::: Task input :::

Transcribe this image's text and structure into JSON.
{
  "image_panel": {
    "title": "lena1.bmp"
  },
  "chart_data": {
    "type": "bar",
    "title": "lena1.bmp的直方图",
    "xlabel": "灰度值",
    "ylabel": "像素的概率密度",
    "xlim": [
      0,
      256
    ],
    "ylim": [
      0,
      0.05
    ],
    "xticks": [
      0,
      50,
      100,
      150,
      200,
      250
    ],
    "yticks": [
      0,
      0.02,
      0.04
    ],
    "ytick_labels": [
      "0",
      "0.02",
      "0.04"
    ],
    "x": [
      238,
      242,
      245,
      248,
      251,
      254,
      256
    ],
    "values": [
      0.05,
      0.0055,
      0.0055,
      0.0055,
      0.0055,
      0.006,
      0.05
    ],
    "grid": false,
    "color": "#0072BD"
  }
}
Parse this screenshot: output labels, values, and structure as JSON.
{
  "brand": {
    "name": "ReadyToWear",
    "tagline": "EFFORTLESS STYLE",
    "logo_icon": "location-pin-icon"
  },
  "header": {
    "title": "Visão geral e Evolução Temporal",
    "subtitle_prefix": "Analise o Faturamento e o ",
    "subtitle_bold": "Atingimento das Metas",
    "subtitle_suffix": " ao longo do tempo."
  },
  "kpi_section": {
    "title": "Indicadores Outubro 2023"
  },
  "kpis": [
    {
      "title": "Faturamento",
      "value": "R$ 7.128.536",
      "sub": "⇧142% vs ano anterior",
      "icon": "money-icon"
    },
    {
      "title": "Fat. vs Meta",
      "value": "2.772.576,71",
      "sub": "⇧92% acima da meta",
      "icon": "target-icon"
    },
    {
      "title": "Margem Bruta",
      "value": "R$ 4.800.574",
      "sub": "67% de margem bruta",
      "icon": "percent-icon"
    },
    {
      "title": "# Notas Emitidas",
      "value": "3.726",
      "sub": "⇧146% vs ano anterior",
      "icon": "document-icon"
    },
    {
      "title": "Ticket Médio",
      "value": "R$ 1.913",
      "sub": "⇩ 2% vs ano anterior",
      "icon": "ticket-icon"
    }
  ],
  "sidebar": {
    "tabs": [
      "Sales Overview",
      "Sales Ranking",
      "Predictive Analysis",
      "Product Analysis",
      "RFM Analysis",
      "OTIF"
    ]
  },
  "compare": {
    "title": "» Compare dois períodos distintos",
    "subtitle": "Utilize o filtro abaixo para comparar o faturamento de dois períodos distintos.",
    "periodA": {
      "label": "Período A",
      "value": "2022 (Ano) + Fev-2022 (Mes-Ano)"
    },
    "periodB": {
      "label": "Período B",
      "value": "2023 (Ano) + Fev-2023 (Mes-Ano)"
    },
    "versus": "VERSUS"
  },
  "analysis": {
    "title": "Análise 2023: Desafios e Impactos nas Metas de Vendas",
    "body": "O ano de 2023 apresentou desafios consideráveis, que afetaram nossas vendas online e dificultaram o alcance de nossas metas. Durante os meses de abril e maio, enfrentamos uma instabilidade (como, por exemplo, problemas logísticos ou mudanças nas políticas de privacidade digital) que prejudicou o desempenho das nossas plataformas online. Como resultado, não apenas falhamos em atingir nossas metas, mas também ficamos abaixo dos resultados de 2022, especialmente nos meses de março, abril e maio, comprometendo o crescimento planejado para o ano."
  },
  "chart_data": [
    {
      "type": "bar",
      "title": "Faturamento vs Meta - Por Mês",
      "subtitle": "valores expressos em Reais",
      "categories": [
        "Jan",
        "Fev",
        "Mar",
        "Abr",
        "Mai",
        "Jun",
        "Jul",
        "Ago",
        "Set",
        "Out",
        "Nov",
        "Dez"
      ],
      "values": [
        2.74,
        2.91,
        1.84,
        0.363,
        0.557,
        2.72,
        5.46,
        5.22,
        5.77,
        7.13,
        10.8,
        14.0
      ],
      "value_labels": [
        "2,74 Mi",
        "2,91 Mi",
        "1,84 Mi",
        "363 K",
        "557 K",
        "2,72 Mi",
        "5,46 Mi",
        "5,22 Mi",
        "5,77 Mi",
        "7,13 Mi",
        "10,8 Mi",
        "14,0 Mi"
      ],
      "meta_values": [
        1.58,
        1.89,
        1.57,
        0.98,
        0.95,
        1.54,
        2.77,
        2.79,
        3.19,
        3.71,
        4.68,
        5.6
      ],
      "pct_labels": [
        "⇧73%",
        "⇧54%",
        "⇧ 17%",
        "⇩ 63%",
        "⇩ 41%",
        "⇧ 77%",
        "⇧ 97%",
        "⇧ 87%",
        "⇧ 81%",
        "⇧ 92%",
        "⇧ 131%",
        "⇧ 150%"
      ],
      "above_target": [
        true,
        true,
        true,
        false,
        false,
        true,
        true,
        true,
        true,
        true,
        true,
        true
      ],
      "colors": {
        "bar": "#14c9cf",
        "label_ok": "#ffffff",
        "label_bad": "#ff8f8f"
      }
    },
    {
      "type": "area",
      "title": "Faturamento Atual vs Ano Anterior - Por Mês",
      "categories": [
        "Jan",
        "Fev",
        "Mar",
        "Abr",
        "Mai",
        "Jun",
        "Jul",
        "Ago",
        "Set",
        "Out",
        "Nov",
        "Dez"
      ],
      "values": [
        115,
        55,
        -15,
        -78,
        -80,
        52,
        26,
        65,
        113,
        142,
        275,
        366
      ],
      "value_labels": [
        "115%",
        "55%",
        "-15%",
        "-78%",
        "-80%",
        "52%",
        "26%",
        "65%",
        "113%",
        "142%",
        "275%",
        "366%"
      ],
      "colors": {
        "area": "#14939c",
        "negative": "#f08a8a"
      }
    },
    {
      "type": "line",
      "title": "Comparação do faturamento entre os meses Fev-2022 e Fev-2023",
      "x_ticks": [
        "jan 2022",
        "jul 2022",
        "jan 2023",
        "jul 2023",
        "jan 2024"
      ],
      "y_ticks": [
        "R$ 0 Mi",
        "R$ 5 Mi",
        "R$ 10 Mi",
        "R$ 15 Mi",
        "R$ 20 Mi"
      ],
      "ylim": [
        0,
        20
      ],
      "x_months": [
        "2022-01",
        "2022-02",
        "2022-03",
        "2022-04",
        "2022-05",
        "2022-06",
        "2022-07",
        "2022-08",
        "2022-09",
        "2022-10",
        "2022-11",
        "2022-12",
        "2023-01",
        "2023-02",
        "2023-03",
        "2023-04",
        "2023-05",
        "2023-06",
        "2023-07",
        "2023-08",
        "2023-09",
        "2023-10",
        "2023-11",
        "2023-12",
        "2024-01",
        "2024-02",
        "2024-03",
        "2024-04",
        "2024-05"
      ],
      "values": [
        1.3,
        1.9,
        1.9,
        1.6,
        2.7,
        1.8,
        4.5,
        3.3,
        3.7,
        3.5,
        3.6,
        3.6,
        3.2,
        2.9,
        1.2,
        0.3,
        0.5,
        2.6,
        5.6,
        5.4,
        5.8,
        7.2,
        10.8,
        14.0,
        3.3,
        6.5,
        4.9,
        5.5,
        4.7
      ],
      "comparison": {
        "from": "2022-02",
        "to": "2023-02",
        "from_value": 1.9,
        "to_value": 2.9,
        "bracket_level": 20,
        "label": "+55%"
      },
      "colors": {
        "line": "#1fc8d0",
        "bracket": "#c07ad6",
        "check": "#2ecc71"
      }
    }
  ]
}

:::

Repeat all the records. Match each line exactly.

Transcribe this image's text and structure into JSON.
{
  "image_panel": {
    "title": "lena1.bmp"
  },
  "chart_data": {
    "type": "bar",
    "title": "lena1.bmp的直方图",
    "xlabel": "灰度值",
    "ylabel": "像素的概率密度",
    "xlim": [
      0,
      256
    ],
    "ylim": [
      0,
      0.05
    ],
    "xticks": [
      0,
      50,
      100,
      150,
      200,
      250
    ],
    "yticks": [
      0,
      0.02,
      0.04
    ],
    "ytick_labels": [
      "0",
      "0.02",
      "0.04"
    ],
    "x": [
      238,
      242,
      245,
      248,
      251,
      254,
      256
    ],
    "values": [
      0.05,
      0.0055,
      0.0055,
      0.0055,
      0.0055,
      0.006,
      0.05
    ],
    "grid": false,
    "color": "#0072BD"
  }
}
Parse this screenshot: output labels, values, and structure as JSON.
{
  "brand": {
    "name": "ReadyToWear",
    "tagline": "EFFORTLESS STYLE",
    "logo_icon": "location-pin-icon"
  },
  "header": {
    "title": "Visão geral e Evolução Temporal",
    "subtitle_prefix": "Analise o Faturamento e o ",
    "subtitle_bold": "Atingimento das Metas",
    "subtitle_suffix": " ao longo do tempo."
  },
  "kpi_section": {
    "title": "Indicadores Outubro 2023"
  },
  "kpis": [
    {
      "title": "Faturamento",
      "value": "R$ 7.128.536",
      "sub": "⇧142% vs ano anterior",
      "icon": "money-icon"
    },
    {
      "title": "Fat. vs Meta",
      "value": "2.772.576,71",
      "sub": "⇧92% acima da meta",
      "icon": "target-icon"
    },
    {
      "title": "Margem Bruta",
      "value": "R$ 4.800.574",
      "sub": "67% de margem bruta",
      "icon": "percent-icon"
    },
    {
      "title": "# Notas Emitidas",
      "value": "3.726",
      "sub": "⇧146% vs ano anterior",
      "icon": "document-icon"
    },
    {
      "title": "Ticket Médio",
      "value": "R$ 1.913",
      "sub": "⇩ 2% vs ano anterior",
      "icon": "ticket-icon"
    }
  ],
  "sidebar": {
    "tabs": [
      "Sales Overview",
      "Sales Ranking",
      "Predictive Analysis",
      "Product Analysis",
      "RFM Analysis",
      "OTIF"
    ]
  },
  "compare": {
    "title": "» Compare dois períodos distintos",
    "subtitle": "Utilize o filtro abaixo para comparar o faturamento de dois períodos distintos.",
    "periodA": {
      "label": "Período A",
      "value": "2022 (Ano) + Fev-2022 (Mes-Ano)"
    },
    "periodB": {
      "label": "Período B",
      "value": "2023 (Ano) + Fev-2023 (Mes-Ano)"
    },
    "versus": "VERSUS"
  },
  "analysis": {
    "title": "Análise 2023: Desafios e Impactos nas Metas de Vendas",
    "body": "O ano de 2023 apresentou desafios consideráveis, que afetaram nossas vendas online e dificultaram o alcance de nossas metas. Durante os meses de abril e maio, enfrentamos uma instabilidade (como, por exemplo, problemas logísticos ou mudanças nas políticas de privacidade digital) que prejudicou o desempenho das nossas plataformas online. Como resultado, não apenas falhamos em atingir nossas metas, mas também ficamos abaixo dos resultados de 2022, especialmente nos meses de março, abril e maio, comprometendo o crescimento planejado para o ano."
  },
  "chart_data": [
    {
      "type": "bar",
      "title": "Faturamento vs Meta - Por Mês",
      "subtitle": "valores expressos em Reais",
      "categories": [
        "Jan",
        "Fev",
        "Mar",
        "Abr",
        "Mai",
        "Jun",
        "Jul",
        "Ago",
        "Set",
        "Out",
        "Nov",
        "Dez"
      ],
      "values": [
        2.74,
        2.91,
        1.84,
        0.363,
        0.557,
        2.72,
        5.46,
        5.22,
        5.77,
        7.13,
        10.8,
        14.0
      ],
      "value_labels": [
        "2,74 Mi",
        "2,91 Mi",
        "1,84 Mi",
        "363 K",
        "557 K",
        "2,72 Mi",
        "5,46 Mi",
        "5,22 Mi",
        "5,77 Mi",
        "7,13 Mi",
        "10,8 Mi",
        "14,0 Mi"
      ],
      "meta_values": [
        1.58,
        1.89,
        1.57,
        0.98,
        0.95,
        1.54,
        2.77,
        2.79,
        3.19,
        3.71,
        4.68,
        5.6
      ],
      "pct_labels": [
        "⇧73%",
        "⇧54%",
        "⇧ 17%",
        "⇩ 63%",
        "⇩ 41%",
        "⇧ 77%",
        "⇧ 97%",
        "⇧ 87%",
        "⇧ 81%",
        "⇧ 92%",
        "⇧ 131%",
        "⇧ 150%"
      ],
      "above_target": [
        true,
        true,
        true,
        false,
        false,
        true,
        true,
        true,
        true,
        true,
        true,
        true
      ],
      "colors": {
        "bar": "#14c9cf",
        "label_ok": "#ffffff",
        "label_bad": "#ff8f8f"
      }
    },
    {
      "type": "area",
      "title": "Faturamento Atual vs Ano Anterior - Por Mês",
      "categories": [
        "Jan",
        "Fev",
        "Mar",
        "Abr",
        "Mai",
        "Jun",
        "Jul",
        "Ago",
        "Set",
        "Out",
        "Nov",
        "Dez"
      ],
      "values": [
        115,
        55,
        -15,
        -78,
        -80,
        52,
        26,
        65,
        113,
        142,
        275,
        366
      ],
      "value_labels": [
        "115%",
        "55%",
        "-15%",
        "-78%",
        "-80%",
        "52%",
        "26%",
        "65%",
        "113%",
        "142%",
        "275%",
        "366%"
      ],
      "colors": {
        "area": "#14939c",
        "negative": "#f08a8a"
      }
    },
    {
      "type": "line",
      "title": "Comparação do faturamento entre os meses Fev-2022 e Fev-2023",
      "x_ticks": [
        "jan 2022",
        "jul 2022",
        "jan 2023",
        "jul 2023",
        "jan 2024"
      ],
      "y_ticks": [
        "R$ 0 Mi",
        "R$ 5 Mi",
        "R$ 10 Mi",
        "R$ 15 Mi",
        "R$ 20 Mi"
      ],
      "ylim": [
        0,
        20
      ],
      "x_months": [
        "2022-01",
        "2022-02",
        "2022-03",
        "2022-04",
        "2022-05",
        "2022-06",
        "2022-07",
        "2022-08",
        "2022-09",
        "2022-10",
        "2022-11",
        "2022-12",
        "2023-01",
        "2023-02",
        "2023-03",
        "2023-04",
        "2023-05",
        "2023-06",
        "2023-07",
        "2023-08",
        "2023-09",
        "2023-10",
        "2023-11",
        "2023-12",
        "2024-01",
        "2024-02",
        "2024-03",
        "2024-04",
        "2024-05"
      ],
      "values": [
        1.3,
        1.9,
        1.9,
        1.6,
        2.7,
        1.8,
        4.5,
        3.3,
        3.7,
        3.5,
        3.6,
        3.6,
        3.2,
        2.9,
        1.2,
        0.3,
        0.5,
        2.6,
        5.6,
        5.4,
        5.8,
        7.2,
        10.8,
        14.0,
        3.3,
        6.5,
        4.9,
        5.5,
        4.7
      ],
      "comparison": {
        "from": "2022-02",
        "to": "2023-02",
        "from_value": 1.9,
        "to_value": 2.9,
        "bracket_level": 20,
        "label": "+55%"
      },
      "colors": {
        "line": "#1fc8d0",
        "bracket": "#c07ad6",
        "check": "#2ecc71"
      }
    }
  ]
}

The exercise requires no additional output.